------ DATA SHOWN ------

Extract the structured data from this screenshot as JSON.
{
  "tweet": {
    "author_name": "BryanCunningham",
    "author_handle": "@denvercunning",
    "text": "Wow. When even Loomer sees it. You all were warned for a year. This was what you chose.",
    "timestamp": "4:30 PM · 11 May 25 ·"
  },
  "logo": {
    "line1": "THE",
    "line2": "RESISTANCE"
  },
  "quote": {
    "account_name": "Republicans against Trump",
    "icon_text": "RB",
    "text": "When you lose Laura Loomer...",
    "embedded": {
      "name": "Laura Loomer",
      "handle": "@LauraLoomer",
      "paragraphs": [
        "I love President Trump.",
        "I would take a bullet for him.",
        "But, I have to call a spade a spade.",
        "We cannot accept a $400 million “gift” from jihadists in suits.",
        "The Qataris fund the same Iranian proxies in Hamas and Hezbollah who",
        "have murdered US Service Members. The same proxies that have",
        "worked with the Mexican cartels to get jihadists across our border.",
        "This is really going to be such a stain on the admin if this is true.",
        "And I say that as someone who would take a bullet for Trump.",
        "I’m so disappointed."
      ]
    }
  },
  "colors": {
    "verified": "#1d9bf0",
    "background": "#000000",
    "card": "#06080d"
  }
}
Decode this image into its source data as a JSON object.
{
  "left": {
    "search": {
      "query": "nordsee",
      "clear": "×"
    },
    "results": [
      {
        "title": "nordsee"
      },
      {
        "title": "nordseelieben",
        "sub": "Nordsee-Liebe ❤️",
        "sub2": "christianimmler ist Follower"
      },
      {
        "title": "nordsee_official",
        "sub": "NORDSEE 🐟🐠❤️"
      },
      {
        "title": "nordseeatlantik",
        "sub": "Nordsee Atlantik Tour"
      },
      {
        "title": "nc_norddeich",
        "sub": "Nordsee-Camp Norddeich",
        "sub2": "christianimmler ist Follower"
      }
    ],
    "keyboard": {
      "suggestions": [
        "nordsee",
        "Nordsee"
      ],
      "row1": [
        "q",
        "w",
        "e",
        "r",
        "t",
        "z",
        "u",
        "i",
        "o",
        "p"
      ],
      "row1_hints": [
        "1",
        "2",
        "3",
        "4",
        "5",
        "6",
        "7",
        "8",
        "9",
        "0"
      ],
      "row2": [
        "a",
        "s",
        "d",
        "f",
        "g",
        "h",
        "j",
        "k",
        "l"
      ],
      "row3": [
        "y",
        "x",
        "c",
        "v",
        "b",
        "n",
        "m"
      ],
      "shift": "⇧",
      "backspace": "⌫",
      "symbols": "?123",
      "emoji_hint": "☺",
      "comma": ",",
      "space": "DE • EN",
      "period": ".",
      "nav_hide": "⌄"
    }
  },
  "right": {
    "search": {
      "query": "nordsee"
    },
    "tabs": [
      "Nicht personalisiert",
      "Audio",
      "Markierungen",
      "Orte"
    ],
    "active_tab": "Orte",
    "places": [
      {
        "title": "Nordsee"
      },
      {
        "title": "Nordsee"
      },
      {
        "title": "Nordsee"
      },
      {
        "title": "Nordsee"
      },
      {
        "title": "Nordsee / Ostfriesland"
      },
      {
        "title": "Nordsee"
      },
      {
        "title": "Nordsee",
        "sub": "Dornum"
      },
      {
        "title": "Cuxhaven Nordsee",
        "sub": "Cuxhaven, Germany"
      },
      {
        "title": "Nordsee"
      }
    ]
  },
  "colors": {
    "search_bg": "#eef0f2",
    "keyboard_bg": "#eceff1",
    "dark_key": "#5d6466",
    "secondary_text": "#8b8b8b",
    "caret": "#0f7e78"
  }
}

------

Copy out each line exactly as written.

ANSWER TO THE PROBLEM:
Extract the structured data from this screenshot as JSON.
{
  "tweet": {
    "author_name": "BryanCunningham",
    "author_handle": "@denvercunning",
    "text": "Wow. When even Loomer sees it. You all were warned for a year. This was what you chose.",
    "timestamp": "4:30 PM · 11 May 25 ·"
  },
  "logo": {
    "line1": "THE",
    "line2": "RESISTANCE"
  },
  "quote": {
    "account_name": "Republicans against Trump",
    "icon_text": "RB",
    "text": "When you lose Laura Loomer...",
    "embedded": {
      "name": "Laura Loomer",
      "handle": "@LauraLoomer",
      "paragraphs": [
        "I love President Trump.",
        "I would take a bullet for him.",
        "But, I have to call a spade a spade.",
        "We cannot accept a $400 million “gift” from jihadists in suits.",
        "The Qataris fund the same Iranian proxies in Hamas and Hezbollah who",
        "have murdered US Service Members. The same proxies that have",
        "worked with the Mexican cartels to get jihadists across our border.",
        "This is really going to be such a stain on the admin if this is true.",
        "And I say that as someone who would take a bullet for Trump.",
        "I’m so disappointed."
      ]
    }
  },
  "colors": {
    "verified": "#1d9bf0",
    "background": "#000000",
    "card": "#06080d"
  }
}
Decode this image into its source data as a JSON object.
{
  "left": {
    "search": {
      "query": "nordsee",
      "clear": "×"
    },
    "results": [
      {
        "title": "nordsee"
      },
      {
        "title": "nordseelieben",
        "sub": "Nordsee-Liebe ❤️",
        "sub2": "christianimmler ist Follower"
      },
      {
        "title": "nordsee_official",
        "sub": "NORDSEE 🐟🐠❤️"
      },
      {
        "title": "nordseeatlantik",
        "sub": "Nordsee Atlantik Tour"
      },
      {
        "title": "nc_norddeich",
        "sub": "Nordsee-Camp Norddeich",
        "sub2": "christianimmler ist Follower"
      }
    ],
    "keyboard": {
      "suggestions": [
        "nordsee",
        "Nordsee"
      ],
      "row1": [
        "q",
        "w",
        "e",
        "r",
        "t",
        "z",
        "u",
        "i",
        "o",
        "p"
      ],
      "row1_hints": [
        "1",
        "2",
        "3",
        "4",
        "5",
        "6",
        "7",
        "8",
        "9",
        "0"
      ],
      "row2": [
        "a",
        "s",
        "d",
        "f",
        "g",
        "h",
        "j",
        "k",
        "l"
      ],
      "row3": [
        "y",
        "x",
        "c",
        "v",
        "b",
        "n",
        "m"
      ],
      "shift": "⇧",
      "backspace": "⌫",
      "symbols": "?123",
      "emoji_hint": "☺",
      "comma": ",",
      "space": "DE • EN",
      "period": ".",
      "nav_hide": "⌄"
    }
  },
  "right": {
    "search": {
      "query": "nordsee"
    },
    "tabs": [
      "Nicht personalisiert",
      "Audio",
      "Markierungen",
      "Orte"
    ],
    "active_tab": "Orte",
    "places": [
      {
        "title": "Nordsee"
      },
      {
        "title": "Nordsee"
      },
      {
        "title": "Nordsee"
      },
      {
        "title": "Nordsee"
      },
      {
        "title": "Nordsee / Ostfriesland"
      },
      {
        "title": "Nordsee"
      },
      {
        "title": "Nordsee",
        "sub": "Dornum"
      },
      {
        "title": "Cuxhaven Nordsee",
        "sub": "Cuxhaven, Germany"
      },
      {
        "title": "Nordsee"
      }
    ]
  },
  "colors": {
    "search_bg": "#eef0f2",
    "keyboard_bg": "#eceff1",
    "dark_key": "#5d6466",
    "secondary_text": "#8b8b8b",
    "caret": "#0f7e78"
  }
}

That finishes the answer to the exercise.